Copy out, word for word, the full passage below on how MongoDB maps its data files into virtual memory.

## DOCUMENT EXCERPT
###
Well, MongoDB practically needs a place to put documents. And it puts the documents inside files. And to do that it initially allocates, let’s say a large file. Let’s say it allocates a 100GB file on disk. So, we wind up with 100GB file on disk. The disk may or may not be physically contiguous on the actual disk, because there are some algorithms that occur beneath that layer that control the actual allocation of space on a disk. But from our point, it’s a 100GB contiguous file. If MongoDB calls mmap system call, it can map this 100GB file into 100GB of virtual memory. To get this big virtual memory, we need to be on a x64 machine. And these are all page-sized. So pages on an OS or either 4k or 16k large. So, there is lot of them inside the 100GB virtual memory. And the operating system is going to decide what can fit in the memory. So, the actual physical memory of the box is let’s say 32GB, then if we go to access one of the pages in this memory space, it may not be in memory at any given time. The operating system decides which of these pages are going to be in memory. We’re showing the ones available in memory as green ones. So, when we go to read the document, if it hits a page that’s in memory, then we get it. If it hits a page that’s not in memory (the white ones), the OS has to bring it from the disk.
###
## AVAILABLE DATA
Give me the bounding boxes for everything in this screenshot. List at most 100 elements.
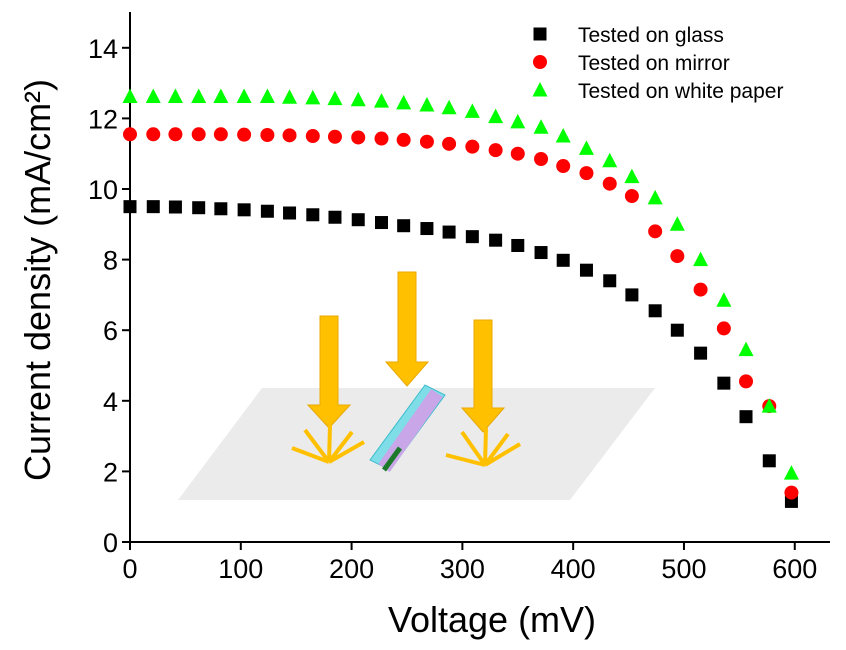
###
## REPLY
Well, MongoDB practically needs a place to put documents. And it puts the documents inside files. And to do that it initially allocates, let’s say a large file. Let’s say it allocates a 100GB file on disk. So, we wind up with 100GB file on disk. The disk may or may not be physically contiguous on the actual disk, because there are some algorithms that occur beneath that layer that control the actual allocation of space on a disk. But from our point, it’s a 100GB contiguous file. If MongoDB calls mmap system call, it can map this 100GB file into 100GB of virtual memory. To get this big virtual memory, we need to be on a x64 machine. And these are all page-sized. So pages on an OS or either 4k or 16k large. So, there is lot of them inside the 100GB virtual memory. And the operating system is going to decide what can fit in the memory. So, the actual physical memory of the box is let’s say 32GB, then if we go to access one of the pages in this memory space, it may not be in memory at any given time. The operating system decides which of these pages are going to be in memory. We’re showing the ones available in memory as green ones. So, when we go to read the document, if it hits a page that’s in memory, then we get it. If it hits a page that’s not in memory (the white ones), the OS has to bring it from the disk.